--- START OF RECORDED DATA ---

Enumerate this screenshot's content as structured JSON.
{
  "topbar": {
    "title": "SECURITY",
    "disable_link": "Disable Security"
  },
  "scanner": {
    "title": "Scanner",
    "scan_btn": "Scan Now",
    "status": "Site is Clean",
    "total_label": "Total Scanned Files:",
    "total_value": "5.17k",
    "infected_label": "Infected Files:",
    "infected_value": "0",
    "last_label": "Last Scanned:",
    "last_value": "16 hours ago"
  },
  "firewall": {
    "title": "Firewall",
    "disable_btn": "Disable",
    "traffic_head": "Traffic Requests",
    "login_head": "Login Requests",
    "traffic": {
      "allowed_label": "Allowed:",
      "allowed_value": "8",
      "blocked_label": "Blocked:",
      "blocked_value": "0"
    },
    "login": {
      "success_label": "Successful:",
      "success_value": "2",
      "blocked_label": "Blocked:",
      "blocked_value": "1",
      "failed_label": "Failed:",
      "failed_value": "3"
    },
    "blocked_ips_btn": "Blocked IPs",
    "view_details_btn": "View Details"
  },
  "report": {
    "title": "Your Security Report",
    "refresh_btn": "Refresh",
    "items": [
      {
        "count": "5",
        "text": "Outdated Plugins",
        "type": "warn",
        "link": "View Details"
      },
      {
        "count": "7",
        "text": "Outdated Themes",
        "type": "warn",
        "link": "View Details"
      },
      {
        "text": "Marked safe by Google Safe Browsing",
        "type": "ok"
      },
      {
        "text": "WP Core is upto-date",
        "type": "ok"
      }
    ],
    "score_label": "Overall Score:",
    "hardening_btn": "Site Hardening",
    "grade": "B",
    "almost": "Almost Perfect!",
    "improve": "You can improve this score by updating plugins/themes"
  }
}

--- END OF RECORDED DATA ---

• [REQUIREMENTS]:
Retype the whole listing above exactly.

• [SOLUTION]:
Enumerate this screenshot's content as structured JSON.
{
  "topbar": {
    "title": "SECURITY",
    "disable_link": "Disable Security"
  },
  "scanner": {
    "title": "Scanner",
    "scan_btn": "Scan Now",
    "status": "Site is Clean",
    "total_label": "Total Scanned Files:",
    "total_value": "5.17k",
    "infected_label": "Infected Files:",
    "infected_value": "0",
    "last_label": "Last Scanned:",
    "last_value": "16 hours ago"
  },
  "firewall": {
    "title": "Firewall",
    "disable_btn": "Disable",
    "traffic_head": "Traffic Requests",
    "login_head": "Login Requests",
    "traffic": {
      "allowed_label": "Allowed:",
      "allowed_value": "8",
      "blocked_label": "Blocked:",
      "blocked_value": "0"
    },
    "login": {
      "success_label": "Successful:",
      "success_value": "2",
      "blocked_label": "Blocked:",
      "blocked_value": "1",
      "failed_label": "Failed:",
      "failed_value": "3"
    },
    "blocked_ips_btn": "Blocked IPs",
    "view_details_btn": "View Details"
  },
  "report": {
    "title": "Your Security Report",
    "refresh_btn": "Refresh",
    "items": [
      {
        "count": "5",
        "text": "Outdated Plugins",
        "type": "warn",
        "link": "View Details"
      },
      {
        "count": "7",
        "text": "Outdated Themes",
        "type": "warn",
        "link": "View Details"
      },
      {
        "text": "Marked safe by Google Safe Browsing",
        "type": "ok"
      },
      {
        "text": "WP Core is upto-date",
        "type": "ok"
      }
    ],
    "score_label": "Overall Score:",
    "hardening_btn": "Site Hardening",
    "grade": "B",
    "almost": "Almost Perfect!",
    "improve": "You can improve this score by updating plugins/themes"
  }
}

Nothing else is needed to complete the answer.